## Source extract:
Is there a way to generate a new fasta file from the subsampled shared file? When I went through the MiSeq SOP, I saw that after the sub.sample command (prior to OTU-based analysis section), there was no option describing how to create a fasta file of the subsampled data. If that isn’t possible, is there a quick way to remove the sequences/OTUs in fasta file that aren’t in the sub.sampled shared file?
There is not a way to select the subsampled sequences from a shared file. When the shared file is subsampled, mothur is looking at the counts in each OTU in each group, there are no sequence names to reference. You can get at what you are looking for in a slightly different way, by subsampling the list and count or group file.
mothur > sub.sample(list=final.opti_mcc.list, count=final.count_table, persample=t) - the subsample size is set to the size of your smallest group.

## Entries provided:
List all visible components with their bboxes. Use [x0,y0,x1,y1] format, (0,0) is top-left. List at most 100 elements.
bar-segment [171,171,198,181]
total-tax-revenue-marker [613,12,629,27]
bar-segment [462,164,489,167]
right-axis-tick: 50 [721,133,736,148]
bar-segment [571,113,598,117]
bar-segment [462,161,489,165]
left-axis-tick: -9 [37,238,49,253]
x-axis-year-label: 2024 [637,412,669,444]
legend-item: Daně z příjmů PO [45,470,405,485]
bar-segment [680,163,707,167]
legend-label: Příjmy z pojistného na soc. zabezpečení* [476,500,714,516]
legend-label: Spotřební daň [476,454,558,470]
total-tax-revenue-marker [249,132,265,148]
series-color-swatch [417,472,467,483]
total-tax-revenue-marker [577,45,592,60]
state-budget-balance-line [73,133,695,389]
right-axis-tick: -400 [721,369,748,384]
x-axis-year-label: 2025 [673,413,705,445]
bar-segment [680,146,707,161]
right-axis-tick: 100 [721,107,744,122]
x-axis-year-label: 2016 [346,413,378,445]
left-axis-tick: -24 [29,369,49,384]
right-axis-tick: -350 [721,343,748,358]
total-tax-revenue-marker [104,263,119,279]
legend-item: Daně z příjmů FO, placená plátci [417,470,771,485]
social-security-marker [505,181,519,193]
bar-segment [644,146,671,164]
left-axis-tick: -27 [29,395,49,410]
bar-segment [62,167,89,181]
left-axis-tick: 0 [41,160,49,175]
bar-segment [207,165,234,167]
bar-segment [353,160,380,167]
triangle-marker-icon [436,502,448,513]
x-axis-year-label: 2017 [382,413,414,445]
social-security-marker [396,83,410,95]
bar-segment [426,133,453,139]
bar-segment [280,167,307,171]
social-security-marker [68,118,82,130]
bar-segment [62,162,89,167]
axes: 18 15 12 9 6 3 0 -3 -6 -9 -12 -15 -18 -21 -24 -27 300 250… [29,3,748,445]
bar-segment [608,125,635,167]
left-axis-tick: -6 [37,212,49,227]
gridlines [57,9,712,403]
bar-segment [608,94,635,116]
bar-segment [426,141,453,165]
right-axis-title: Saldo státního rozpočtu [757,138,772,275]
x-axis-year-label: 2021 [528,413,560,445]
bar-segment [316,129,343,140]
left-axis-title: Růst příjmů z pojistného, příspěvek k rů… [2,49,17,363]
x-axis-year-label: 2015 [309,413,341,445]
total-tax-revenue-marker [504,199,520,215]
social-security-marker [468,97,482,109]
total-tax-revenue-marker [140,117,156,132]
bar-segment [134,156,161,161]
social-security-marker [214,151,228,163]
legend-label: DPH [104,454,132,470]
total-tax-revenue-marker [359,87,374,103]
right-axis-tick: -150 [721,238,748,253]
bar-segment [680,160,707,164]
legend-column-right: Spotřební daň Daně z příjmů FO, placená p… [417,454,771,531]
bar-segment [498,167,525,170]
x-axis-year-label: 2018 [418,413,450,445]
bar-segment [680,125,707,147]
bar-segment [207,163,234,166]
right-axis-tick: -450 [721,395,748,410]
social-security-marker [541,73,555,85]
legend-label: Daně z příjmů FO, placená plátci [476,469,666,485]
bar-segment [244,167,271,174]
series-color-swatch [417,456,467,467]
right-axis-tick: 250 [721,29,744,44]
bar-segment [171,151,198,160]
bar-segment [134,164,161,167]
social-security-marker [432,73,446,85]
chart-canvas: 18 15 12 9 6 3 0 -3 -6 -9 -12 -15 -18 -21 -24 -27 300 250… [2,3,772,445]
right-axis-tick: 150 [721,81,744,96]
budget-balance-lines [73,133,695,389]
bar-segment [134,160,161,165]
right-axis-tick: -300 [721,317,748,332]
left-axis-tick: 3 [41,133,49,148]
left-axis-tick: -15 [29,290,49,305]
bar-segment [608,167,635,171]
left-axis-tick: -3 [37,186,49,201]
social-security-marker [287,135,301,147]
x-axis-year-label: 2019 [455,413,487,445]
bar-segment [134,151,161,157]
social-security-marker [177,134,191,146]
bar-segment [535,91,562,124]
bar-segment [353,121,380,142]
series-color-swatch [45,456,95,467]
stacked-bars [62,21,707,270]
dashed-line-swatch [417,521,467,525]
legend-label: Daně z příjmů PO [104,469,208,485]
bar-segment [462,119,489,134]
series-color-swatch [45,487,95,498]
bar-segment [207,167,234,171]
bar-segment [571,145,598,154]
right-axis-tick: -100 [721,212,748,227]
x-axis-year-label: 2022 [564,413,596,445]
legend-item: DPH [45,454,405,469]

## Problem set:
A. In the mothur subsampling thread, rewrite the stretch from "Is there a way" through "or group file.", swapping "shared file" for "OTU table".
B. According to the mothur subsampling thread, what is the subsample size set to by the sub.sample command on the list and count files?

## Solutions by task:
A.
Is there a way to generate a new fasta file from the subsampled OTU table? When I went through the MiSeq SOP, I saw that after the sub.sample command (prior to OTU-based analysis section), there was no option describing how to create a fasta file of the subsampled data. If that isn’t possible, is there a quick way to remove the sequences/OTUs in fasta file that aren’t in the sub.sampled OTU table?
There is not a way to select the subsampled sequences from a OTU table. When the OTU table is subsampled, mothur is looking at the counts in each OTU in each group, there are no sequence names to reference. You can get at what you are looking for in a slightly different way, by subsampling the list and count or group file.

B. The size of the smallest group.